→ **Do this**
Each line that follows is to be retyped exactly.

(Saved entries)

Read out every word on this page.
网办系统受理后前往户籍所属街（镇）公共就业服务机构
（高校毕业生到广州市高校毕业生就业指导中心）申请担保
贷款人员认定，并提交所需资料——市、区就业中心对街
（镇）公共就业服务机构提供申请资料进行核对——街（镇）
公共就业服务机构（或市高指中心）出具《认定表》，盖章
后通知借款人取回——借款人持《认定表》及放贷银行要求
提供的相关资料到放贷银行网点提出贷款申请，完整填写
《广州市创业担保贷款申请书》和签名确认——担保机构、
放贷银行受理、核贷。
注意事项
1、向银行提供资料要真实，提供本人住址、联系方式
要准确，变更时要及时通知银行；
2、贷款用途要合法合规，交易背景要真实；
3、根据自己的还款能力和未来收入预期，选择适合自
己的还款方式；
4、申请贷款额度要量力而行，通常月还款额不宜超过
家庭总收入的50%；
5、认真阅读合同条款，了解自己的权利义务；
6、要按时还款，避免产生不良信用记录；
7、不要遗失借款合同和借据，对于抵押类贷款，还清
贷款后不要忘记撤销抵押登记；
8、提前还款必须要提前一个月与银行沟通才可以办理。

→ **Answer**
Read out every word on this page.
网办系统受理后前往户籍所属街（镇）公共就业服务机构
（高校毕业生到广州市高校毕业生就业指导中心）申请担保
贷款人员认定，并提交所需资料——市、区就业中心对街
（镇）公共就业服务机构提供申请资料进行核对——街（镇）
公共就业服务机构（或市高指中心）出具《认定表》，盖章
后通知借款人取回——借款人持《认定表》及放贷银行要求
提供的相关资料到放贷银行网点提出贷款申请，完整填写
《广州市创业担保贷款申请书》和签名确认——担保机构、
放贷银行受理、核贷。
注意事项
1、向银行提供资料要真实，提供本人住址、联系方式
要准确，变更时要及时通知银行；
2、贷款用途要合法合规，交易背景要真实；
3、根据自己的还款能力和未来收入预期，选择适合自
己的还款方式；
4、申请贷款额度要量力而行，通常月还款额不宜超过
家庭总收入的50%；
5、认真阅读合同条款，了解自己的权利义务；
6、要按时还款，避免产生不良信用记录；
7、不要遗失借款合同和借据，对于抵押类贷款，还清
贷款后不要忘记撤销抵押登记；
8、提前还款必须要提前一个月与银行沟通才可以办理。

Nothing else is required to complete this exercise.